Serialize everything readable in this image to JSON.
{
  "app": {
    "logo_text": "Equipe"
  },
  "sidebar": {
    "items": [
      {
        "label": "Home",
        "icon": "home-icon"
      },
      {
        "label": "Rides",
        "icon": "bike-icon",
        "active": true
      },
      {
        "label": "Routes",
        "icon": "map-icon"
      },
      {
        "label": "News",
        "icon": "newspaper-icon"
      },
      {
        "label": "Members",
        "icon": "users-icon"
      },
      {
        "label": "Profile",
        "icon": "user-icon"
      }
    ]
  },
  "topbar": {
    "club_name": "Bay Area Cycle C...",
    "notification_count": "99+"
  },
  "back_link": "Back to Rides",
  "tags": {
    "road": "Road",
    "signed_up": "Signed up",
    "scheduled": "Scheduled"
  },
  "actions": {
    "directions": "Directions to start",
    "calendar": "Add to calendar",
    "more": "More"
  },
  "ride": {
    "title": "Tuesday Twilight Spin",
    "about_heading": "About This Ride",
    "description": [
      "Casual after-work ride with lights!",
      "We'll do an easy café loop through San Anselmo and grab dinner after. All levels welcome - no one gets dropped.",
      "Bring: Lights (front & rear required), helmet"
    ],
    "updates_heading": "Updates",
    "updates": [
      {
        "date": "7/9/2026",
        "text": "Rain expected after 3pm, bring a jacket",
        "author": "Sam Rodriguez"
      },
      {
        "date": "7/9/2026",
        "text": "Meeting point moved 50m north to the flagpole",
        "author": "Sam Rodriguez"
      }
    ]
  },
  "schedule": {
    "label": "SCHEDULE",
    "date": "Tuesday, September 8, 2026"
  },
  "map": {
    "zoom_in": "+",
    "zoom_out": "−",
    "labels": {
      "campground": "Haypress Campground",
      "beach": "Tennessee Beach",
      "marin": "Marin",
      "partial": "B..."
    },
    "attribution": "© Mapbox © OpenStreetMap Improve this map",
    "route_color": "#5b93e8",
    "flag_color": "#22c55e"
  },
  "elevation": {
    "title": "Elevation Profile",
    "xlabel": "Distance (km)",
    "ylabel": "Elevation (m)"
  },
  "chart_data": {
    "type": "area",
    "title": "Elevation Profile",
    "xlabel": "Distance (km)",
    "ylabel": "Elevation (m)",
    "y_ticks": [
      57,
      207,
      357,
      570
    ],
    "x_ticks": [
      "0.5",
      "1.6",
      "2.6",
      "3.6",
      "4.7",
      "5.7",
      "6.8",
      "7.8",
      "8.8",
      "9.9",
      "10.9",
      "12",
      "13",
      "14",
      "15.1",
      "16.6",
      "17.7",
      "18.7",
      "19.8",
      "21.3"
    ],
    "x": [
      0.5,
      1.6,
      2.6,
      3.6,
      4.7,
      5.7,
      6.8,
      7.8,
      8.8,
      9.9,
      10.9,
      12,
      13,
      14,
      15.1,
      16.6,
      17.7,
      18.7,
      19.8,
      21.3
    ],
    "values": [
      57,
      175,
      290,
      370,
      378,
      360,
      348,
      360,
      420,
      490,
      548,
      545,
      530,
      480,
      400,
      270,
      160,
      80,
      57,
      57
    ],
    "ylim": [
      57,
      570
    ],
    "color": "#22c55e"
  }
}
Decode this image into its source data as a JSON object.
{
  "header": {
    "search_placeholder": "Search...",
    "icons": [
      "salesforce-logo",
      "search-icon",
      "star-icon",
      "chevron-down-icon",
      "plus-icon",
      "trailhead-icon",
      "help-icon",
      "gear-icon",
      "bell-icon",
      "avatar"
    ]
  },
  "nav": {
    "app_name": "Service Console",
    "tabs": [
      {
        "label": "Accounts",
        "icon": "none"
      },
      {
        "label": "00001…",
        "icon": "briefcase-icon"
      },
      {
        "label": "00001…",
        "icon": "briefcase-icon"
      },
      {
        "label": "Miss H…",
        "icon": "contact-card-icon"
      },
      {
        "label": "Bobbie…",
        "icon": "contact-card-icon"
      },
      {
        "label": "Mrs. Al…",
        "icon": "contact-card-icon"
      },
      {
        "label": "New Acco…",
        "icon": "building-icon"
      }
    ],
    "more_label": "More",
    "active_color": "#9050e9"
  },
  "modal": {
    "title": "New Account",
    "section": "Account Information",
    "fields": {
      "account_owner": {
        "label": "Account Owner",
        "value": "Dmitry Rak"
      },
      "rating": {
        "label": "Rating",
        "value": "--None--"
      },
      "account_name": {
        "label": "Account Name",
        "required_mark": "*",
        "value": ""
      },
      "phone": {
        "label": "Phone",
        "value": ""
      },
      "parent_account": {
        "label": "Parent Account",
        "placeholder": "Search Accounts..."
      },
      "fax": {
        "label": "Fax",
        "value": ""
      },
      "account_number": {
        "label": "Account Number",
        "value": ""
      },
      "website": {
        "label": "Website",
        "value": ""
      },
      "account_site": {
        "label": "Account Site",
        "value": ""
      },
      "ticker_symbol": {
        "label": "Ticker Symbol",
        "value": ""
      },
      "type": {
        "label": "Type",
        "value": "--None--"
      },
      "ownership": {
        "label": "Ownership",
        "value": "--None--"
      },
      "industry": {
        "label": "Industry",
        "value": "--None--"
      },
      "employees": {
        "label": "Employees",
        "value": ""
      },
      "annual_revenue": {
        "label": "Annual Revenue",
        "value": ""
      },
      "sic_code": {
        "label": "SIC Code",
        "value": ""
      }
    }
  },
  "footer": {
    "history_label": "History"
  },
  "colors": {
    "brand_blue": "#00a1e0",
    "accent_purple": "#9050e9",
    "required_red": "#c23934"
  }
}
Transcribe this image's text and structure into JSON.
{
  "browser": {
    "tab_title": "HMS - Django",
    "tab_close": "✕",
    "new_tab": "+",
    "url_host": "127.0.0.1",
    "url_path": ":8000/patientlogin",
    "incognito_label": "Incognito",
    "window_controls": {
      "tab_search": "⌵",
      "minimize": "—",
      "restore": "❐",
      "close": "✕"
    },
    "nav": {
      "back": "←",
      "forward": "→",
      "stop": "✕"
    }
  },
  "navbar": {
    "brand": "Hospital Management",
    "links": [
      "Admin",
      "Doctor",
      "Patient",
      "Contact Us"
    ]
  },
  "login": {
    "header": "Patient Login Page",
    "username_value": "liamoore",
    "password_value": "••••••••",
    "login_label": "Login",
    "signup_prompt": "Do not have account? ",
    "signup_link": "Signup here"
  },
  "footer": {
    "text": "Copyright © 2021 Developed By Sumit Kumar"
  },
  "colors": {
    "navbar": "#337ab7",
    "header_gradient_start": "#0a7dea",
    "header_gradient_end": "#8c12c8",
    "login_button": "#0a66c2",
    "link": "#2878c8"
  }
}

[WHAT IS EXPECTED]: Copy out every line of the data that includes the word "into".

[FULL ANSWER]:
Decode this image into its source data as a JSON object.
Transcribe this image's text and structure into JSON.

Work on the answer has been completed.